(Stored data entries)
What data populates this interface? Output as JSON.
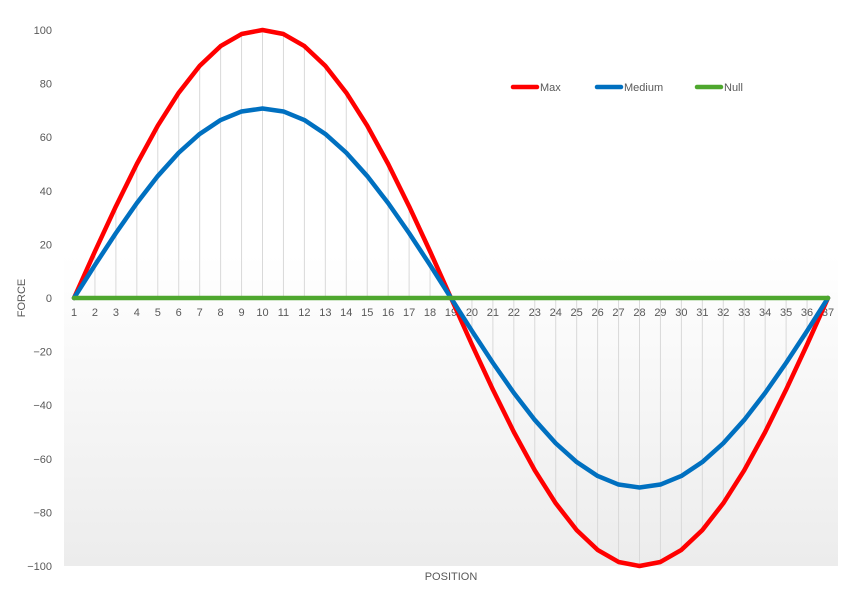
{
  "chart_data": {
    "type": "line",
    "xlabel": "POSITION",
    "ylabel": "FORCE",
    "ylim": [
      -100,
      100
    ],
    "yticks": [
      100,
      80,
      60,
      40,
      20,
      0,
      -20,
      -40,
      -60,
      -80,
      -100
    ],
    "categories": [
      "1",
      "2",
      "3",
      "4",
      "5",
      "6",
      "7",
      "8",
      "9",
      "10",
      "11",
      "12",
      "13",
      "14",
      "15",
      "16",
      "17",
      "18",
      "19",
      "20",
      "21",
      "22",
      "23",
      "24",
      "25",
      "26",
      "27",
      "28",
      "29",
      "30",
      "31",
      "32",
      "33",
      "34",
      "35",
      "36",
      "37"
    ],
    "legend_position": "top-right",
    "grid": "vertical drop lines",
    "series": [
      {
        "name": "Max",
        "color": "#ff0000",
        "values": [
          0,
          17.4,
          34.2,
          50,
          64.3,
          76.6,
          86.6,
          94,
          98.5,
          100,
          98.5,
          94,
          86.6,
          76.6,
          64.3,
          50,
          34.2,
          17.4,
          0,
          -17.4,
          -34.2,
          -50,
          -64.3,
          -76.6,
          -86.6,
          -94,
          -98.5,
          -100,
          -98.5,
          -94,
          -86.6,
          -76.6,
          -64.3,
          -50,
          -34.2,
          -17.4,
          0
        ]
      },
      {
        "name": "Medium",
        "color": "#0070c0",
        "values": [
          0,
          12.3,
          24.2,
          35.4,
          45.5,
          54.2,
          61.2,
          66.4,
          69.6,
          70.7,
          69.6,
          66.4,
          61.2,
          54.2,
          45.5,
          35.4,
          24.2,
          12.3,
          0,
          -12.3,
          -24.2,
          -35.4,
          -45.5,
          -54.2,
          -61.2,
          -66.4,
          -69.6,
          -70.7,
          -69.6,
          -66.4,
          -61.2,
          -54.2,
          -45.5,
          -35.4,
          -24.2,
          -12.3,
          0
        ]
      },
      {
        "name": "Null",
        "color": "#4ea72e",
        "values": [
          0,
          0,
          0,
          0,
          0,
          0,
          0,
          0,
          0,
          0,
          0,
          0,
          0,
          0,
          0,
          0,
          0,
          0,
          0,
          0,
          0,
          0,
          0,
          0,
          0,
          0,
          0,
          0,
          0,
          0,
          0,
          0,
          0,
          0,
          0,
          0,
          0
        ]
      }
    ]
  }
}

| What the task asks |
Without the pictures, print the records in full, exactly as they appear.

| Answer to this problem |
What data populates this interface? Output as JSON.
{
  "chart_data": {
    "type": "line",
    "xlabel": "POSITION",
    "ylabel": "FORCE",
    "ylim": [
      -100,
      100
    ],
    "yticks": [
      100,
      80,
      60,
      40,
      20,
      0,
      -20,
      -40,
      -60,
      -80,
      -100
    ],
    "categories": [
      "1",
      "2",
      "3",
      "4",
      "5",
      "6",
      "7",
      "8",
      "9",
      "10",
      "11",
      "12",
      "13",
      "14",
      "15",
      "16",
      "17",
      "18",
      "19",
      "20",
      "21",
      "22",
      "23",
      "24",
      "25",
      "26",
      "27",
      "28",
      "29",
      "30",
      "31",
      "32",
      "33",
      "34",
      "35",
      "36",
      "37"
    ],
    "legend_position": "top-right",
    "grid": "vertical drop lines",
    "series": [
      {
        "name": "Max",
        "color": "#ff0000",
        "values": [
          0,
          17.4,
          34.2,
          50,
          64.3,
          76.6,
          86.6,
          94,
          98.5,
          100,
          98.5,
          94,
          86.6,
          76.6,
          64.3,
          50,
          34.2,
          17.4,
          0,
          -17.4,
          -34.2,
          -50,
          -64.3,
          -76.6,
          -86.6,
          -94,
          -98.5,
          -100,
          -98.5,
          -94,
          -86.6,
          -76.6,
          -64.3,
          -50,
          -34.2,
          -17.4,
          0
        ]
      },
      {
        "name": "Medium",
        "color": "#0070c0",
        "values": [
          0,
          12.3,
          24.2,
          35.4,
          45.5,
          54.2,
          61.2,
          66.4,
          69.6,
          70.7,
          69.6,
          66.4,
          61.2,
          54.2,
          45.5,
          35.4,
          24.2,
          12.3,
          0,
          -12.3,
          -24.2,
          -35.4,
          -45.5,
          -54.2,
          -61.2,
          -66.4,
          -69.6,
          -70.7,
          -69.6,
          -66.4,
          -61.2,
          -54.2,
          -45.5,
          -35.4,
          -24.2,
          -12.3,
          0
        ]
      },
      {
        "name": "Null",
        "color": "#4ea72e",
        "values": [
          0,
          0,
          0,
          0,
          0,
          0,
          0,
          0,
          0,
          0,
          0,
          0,
          0,
          0,
          0,
          0,
          0,
          0,
          0,
          0,
          0,
          0,
          0,
          0,
          0,
          0,
          0,
          0,
          0,
          0,
          0,
          0,
          0,
          0,
          0,
          0,
          0
        ]
      }
    ]
  }
}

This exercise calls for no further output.